— begin —

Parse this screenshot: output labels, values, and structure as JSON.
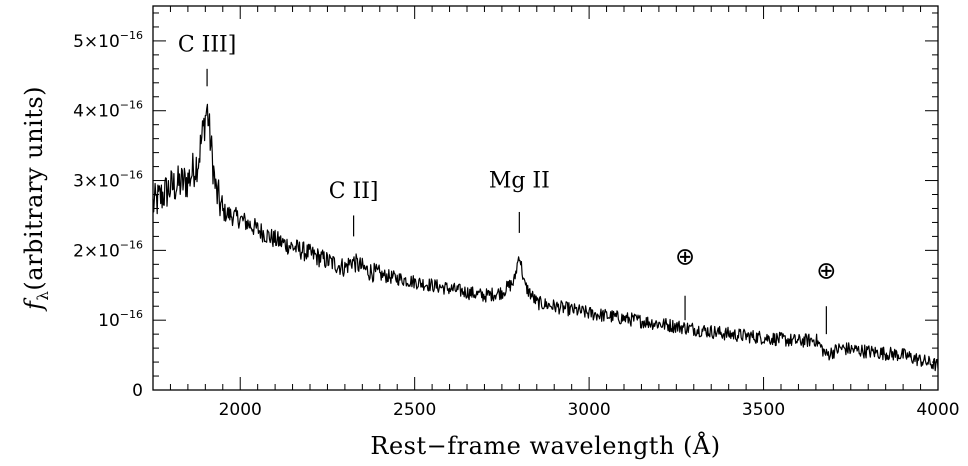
{
  "chart_data": {
    "type": "line",
    "title": "",
    "xlabel": "Rest−frame wavelength (Å)",
    "ylabel_symbol": "f",
    "ylabel_subscript": "λ",
    "ylabel_rest": "(arbitrary units)",
    "xlim": [
      1750,
      4000
    ],
    "ylim": [
      0,
      5.5e-16
    ],
    "xticks": [
      {
        "value": 2000,
        "label": "2000"
      },
      {
        "value": 2500,
        "label": "2500"
      },
      {
        "value": 3000,
        "label": "3000"
      },
      {
        "value": 3500,
        "label": "3500"
      },
      {
        "value": 4000,
        "label": "4000"
      }
    ],
    "yticks": [
      {
        "value": 0,
        "base": "0",
        "exp": ""
      },
      {
        "value": 1e-16,
        "base": "10",
        "exp": "−16"
      },
      {
        "value": 2e-16,
        "base": "2×10",
        "exp": "−16"
      },
      {
        "value": 3e-16,
        "base": "3×10",
        "exp": "−16"
      },
      {
        "value": 4e-16,
        "base": "4×10",
        "exp": "−16"
      },
      {
        "value": 5e-16,
        "base": "5×10",
        "exp": "−16"
      }
    ],
    "grid": false,
    "series": [
      {
        "color": "#000000",
        "noise_amplitude": 1e-17,
        "continuum": [
          [
            1750,
            2.65e-16
          ],
          [
            1800,
            2.9e-16
          ],
          [
            1850,
            3e-16
          ],
          [
            1880,
            3.3e-16
          ],
          [
            1895,
            3.75e-16
          ],
          [
            1905,
            4.05e-16
          ],
          [
            1915,
            3.55e-16
          ],
          [
            1930,
            2.85e-16
          ],
          [
            1950,
            2.55e-16
          ],
          [
            2000,
            2.45e-16
          ],
          [
            2100,
            2.15e-16
          ],
          [
            2200,
            1.95e-16
          ],
          [
            2300,
            1.75e-16
          ],
          [
            2320,
            1.85e-16
          ],
          [
            2360,
            1.72e-16
          ],
          [
            2400,
            1.65e-16
          ],
          [
            2500,
            1.55e-16
          ],
          [
            2600,
            1.45e-16
          ],
          [
            2700,
            1.35e-16
          ],
          [
            2750,
            1.4e-16
          ],
          [
            2785,
            1.55e-16
          ],
          [
            2800,
            1.95e-16
          ],
          [
            2815,
            1.5e-16
          ],
          [
            2850,
            1.25e-16
          ],
          [
            3000,
            1.1e-16
          ],
          [
            3200,
            9.5e-17
          ],
          [
            3400,
            8e-17
          ],
          [
            3600,
            7e-17
          ],
          [
            3650,
            7.2e-17
          ],
          [
            3680,
            5e-17
          ],
          [
            3700,
            5.5e-17
          ],
          [
            3720,
            6e-17
          ],
          [
            3800,
            5.5e-17
          ],
          [
            3900,
            5e-17
          ],
          [
            4000,
            3.5e-17
          ]
        ]
      }
    ],
    "annotations": [
      {
        "id": "c3",
        "label": "C III]",
        "x": 1905,
        "tick_y": [
          4.35e-16,
          4.6e-16
        ],
        "text_y": 4.85e-16,
        "symbol": false
      },
      {
        "id": "c2",
        "label": "C II]",
        "x": 2325,
        "tick_y": [
          2.2e-16,
          2.5e-16
        ],
        "text_y": 2.75e-16,
        "symbol": false
      },
      {
        "id": "mg2",
        "label": "Mg II",
        "x": 2800,
        "tick_y": [
          2.25e-16,
          2.55e-16
        ],
        "text_y": 2.9e-16,
        "symbol": false
      },
      {
        "id": "tel1",
        "label": "⊕",
        "x": 3275,
        "tick_y": [
          1e-16,
          1.35e-16
        ],
        "text_y": 1.8e-16,
        "symbol": true
      },
      {
        "id": "tel2",
        "label": "⊕",
        "x": 3680,
        "tick_y": [
          8e-17,
          1.2e-16
        ],
        "text_y": 1.6e-16,
        "symbol": true
      }
    ]
  }
}
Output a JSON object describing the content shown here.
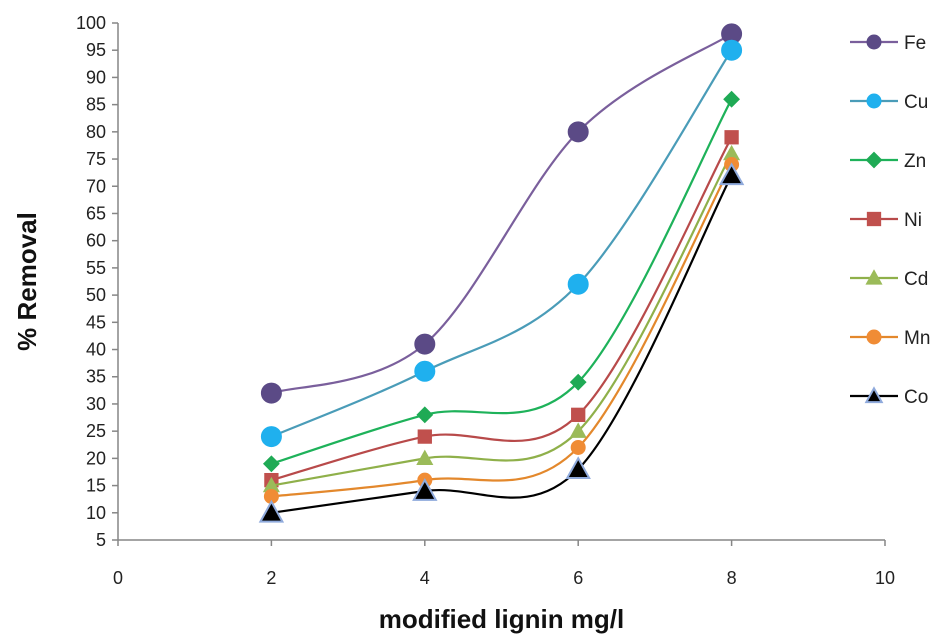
{
  "chart_data": {
    "type": "line",
    "xlabel": "modified lignin mg/l",
    "ylabel": "% Removal",
    "xlim": [
      0,
      10
    ],
    "ylim": [
      5,
      100
    ],
    "xticks": [
      0,
      2,
      4,
      6,
      8,
      10
    ],
    "yticks": [
      5,
      10,
      15,
      20,
      25,
      30,
      35,
      40,
      45,
      50,
      55,
      60,
      65,
      70,
      75,
      80,
      85,
      90,
      95,
      100
    ],
    "grid": false,
    "legend_position": "right",
    "smooth": true,
    "x": [
      2,
      4,
      6,
      8
    ],
    "series": [
      {
        "name": "Fe",
        "values": [
          32,
          41,
          80,
          98
        ],
        "color": "#7a5f9c",
        "marker": "circle",
        "marker_fill": "#5b4a86",
        "marker_size": "large"
      },
      {
        "name": "Cu",
        "values": [
          24,
          36,
          52,
          95
        ],
        "color": "#4a9cb8",
        "marker": "circle",
        "marker_fill": "#1fb0ee",
        "marker_size": "large"
      },
      {
        "name": "Zn",
        "values": [
          19,
          28,
          34,
          86
        ],
        "color": "#1eb25a",
        "marker": "diamond",
        "marker_fill": "#1faa55",
        "marker_size": "medium"
      },
      {
        "name": "Ni",
        "values": [
          16,
          24,
          28,
          79
        ],
        "color": "#b84a4a",
        "marker": "square",
        "marker_fill": "#c0504d",
        "marker_size": "medium"
      },
      {
        "name": "Cd",
        "values": [
          15,
          20,
          25,
          76
        ],
        "color": "#8fb04a",
        "marker": "triangle",
        "marker_fill": "#9bbb59",
        "marker_size": "medium"
      },
      {
        "name": "Mn",
        "values": [
          13,
          16,
          22,
          74
        ],
        "color": "#e3882c",
        "marker": "circle",
        "marker_fill": "#f08c35",
        "marker_size": "medium"
      },
      {
        "name": "Co",
        "values": [
          10,
          14,
          18,
          72
        ],
        "color": "#000000",
        "marker": "triangle",
        "marker_fill": "#000000",
        "marker_stroke": "#8faadc",
        "marker_size": "large"
      }
    ]
  }
}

— end —

-- The request --
Retype the listing exactly. Pictures do not belong in the copy.

-- The answer --
Parse this screenshot: output labels, values, and structure as JSON.
{
  "chart_data": {
    "type": "line",
    "title": "",
    "xlabel": "Rest−frame wavelength (Å)",
    "ylabel_symbol": "f",
    "ylabel_subscript": "λ",
    "ylabel_rest": "(arbitrary units)",
    "xlim": [
      1750,
      4000
    ],
    "ylim": [
      0,
      5.5e-16
    ],
    "xticks": [
      {
        "value": 2000,
        "label": "2000"
      },
      {
        "value": 2500,
        "label": "2500"
      },
      {
        "value": 3000,
        "label": "3000"
      },
      {
        "value": 3500,
        "label": "3500"
      },
      {
        "value": 4000,
        "label": "4000"
      }
    ],
    "yticks": [
      {
        "value": 0,
        "base": "0",
        "exp": ""
      },
      {
        "value": 1e-16,
        "base": "10",
        "exp": "−16"
      },
      {
        "value": 2e-16,
        "base": "2×10",
        "exp": "−16"
      },
      {
        "value": 3e-16,
        "base": "3×10",
        "exp": "−16"
      },
      {
        "value": 4e-16,
        "base": "4×10",
        "exp": "−16"
      },
      {
        "value": 5e-16,
        "base": "5×10",
        "exp": "−16"
      }
    ],
    "grid": false,
    "series": [
      {
        "color": "#000000",
        "noise_amplitude": 1e-17,
        "continuum": [
          [
            1750,
            2.65e-16
          ],
          [
            1800,
            2.9e-16
          ],
          [
            1850,
            3e-16
          ],
          [
            1880,
            3.3e-16
          ],
          [
            1895,
            3.75e-16
          ],
          [
            1905,
            4.05e-16
          ],
          [
            1915,
            3.55e-16
          ],
          [
            1930,
            2.85e-16
          ],
          [
            1950,
            2.55e-16
          ],
          [
            2000,
            2.45e-16
          ],
          [
            2100,
            2.15e-16
          ],
          [
            2200,
            1.95e-16
          ],
          [
            2300,
            1.75e-16
          ],
          [
            2320,
            1.85e-16
          ],
          [
            2360,
            1.72e-16
          ],
          [
            2400,
            1.65e-16
          ],
          [
            2500,
            1.55e-16
          ],
          [
            2600,
            1.45e-16
          ],
          [
            2700,
            1.35e-16
          ],
          [
            2750,
            1.4e-16
          ],
          [
            2785,
            1.55e-16
          ],
          [
            2800,
            1.95e-16
          ],
          [
            2815,
            1.5e-16
          ],
          [
            2850,
            1.25e-16
          ],
          [
            3000,
            1.1e-16
          ],
          [
            3200,
            9.5e-17
          ],
          [
            3400,
            8e-17
          ],
          [
            3600,
            7e-17
          ],
          [
            3650,
            7.2e-17
          ],
          [
            3680,
            5e-17
          ],
          [
            3700,
            5.5e-17
          ],
          [
            3720,
            6e-17
          ],
          [
            3800,
            5.5e-17
          ],
          [
            3900,
            5e-17
          ],
          [
            4000,
            3.5e-17
          ]
        ]
      }
    ],
    "annotations": [
      {
        "id": "c3",
        "label": "C III]",
        "x": 1905,
        "tick_y": [
          4.35e-16,
          4.6e-16
        ],
        "text_y": 4.85e-16,
        "symbol": false
      },
      {
        "id": "c2",
        "label": "C II]",
        "x": 2325,
        "tick_y": [
          2.2e-16,
          2.5e-16
        ],
        "text_y": 2.75e-16,
        "symbol": false
      },
      {
        "id": "mg2",
        "label": "Mg II",
        "x": 2800,
        "tick_y": [
          2.25e-16,
          2.55e-16
        ],
        "text_y": 2.9e-16,
        "symbol": false
      },
      {
        "id": "tel1",
        "label": "⊕",
        "x": 3275,
        "tick_y": [
          1e-16,
          1.35e-16
        ],
        "text_y": 1.8e-16,
        "symbol": true
      },
      {
        "id": "tel2",
        "label": "⊕",
        "x": 3680,
        "tick_y": [
          8e-17,
          1.2e-16
        ],
        "text_y": 1.6e-16,
        "symbol": true
      }
    ]
  }
}
Output a JSON object describing the content shown here.
{
  "chart_data": {
    "type": "line",
    "xlabel": "modified lignin mg/l",
    "ylabel": "% Removal",
    "xlim": [
      0,
      10
    ],
    "ylim": [
      5,
      100
    ],
    "xticks": [
      0,
      2,
      4,
      6,
      8,
      10
    ],
    "yticks": [
      5,
      10,
      15,
      20,
      25,
      30,
      35,
      40,
      45,
      50,
      55,
      60,
      65,
      70,
      75,
      80,
      85,
      90,
      95,
      100
    ],
    "grid": false,
    "legend_position": "right",
    "smooth": true,
    "x": [
      2,
      4,
      6,
      8
    ],
    "series": [
      {
        "name": "Fe",
        "values": [
          32,
          41,
          80,
          98
        ],
        "color": "#7a5f9c",
        "marker": "circle",
        "marker_fill": "#5b4a86",
        "marker_size": "large"
      },
      {
        "name": "Cu",
        "values": [
          24,
          36,
          52,
          95
        ],
        "color": "#4a9cb8",
        "marker": "circle",
        "marker_fill": "#1fb0ee",
        "marker_size": "large"
      },
      {
        "name": "Zn",
        "values": [
          19,
          28,
          34,
          86
        ],
        "color": "#1eb25a",
        "marker": "diamond",
        "marker_fill": "#1faa55",
        "marker_size": "medium"
      },
      {
        "name": "Ni",
        "values": [
          16,
          24,
          28,
          79
        ],
        "color": "#b84a4a",
        "marker": "square",
        "marker_fill": "#c0504d",
        "marker_size": "medium"
      },
      {
        "name": "Cd",
        "values": [
          15,
          20,
          25,
          76
        ],
        "color": "#8fb04a",
        "marker": "triangle",
        "marker_fill": "#9bbb59",
        "marker_size": "medium"
      },
      {
        "name": "Mn",
        "values": [
          13,
          16,
          22,
          74
        ],
        "color": "#e3882c",
        "marker": "circle",
        "marker_fill": "#f08c35",
        "marker_size": "medium"
      },
      {
        "name": "Co",
        "values": [
          10,
          14,
          18,
          72
        ],
        "color": "#000000",
        "marker": "triangle",
        "marker_fill": "#000000",
        "marker_stroke": "#8faadc",
        "marker_size": "large"
      }
    ]
  }
}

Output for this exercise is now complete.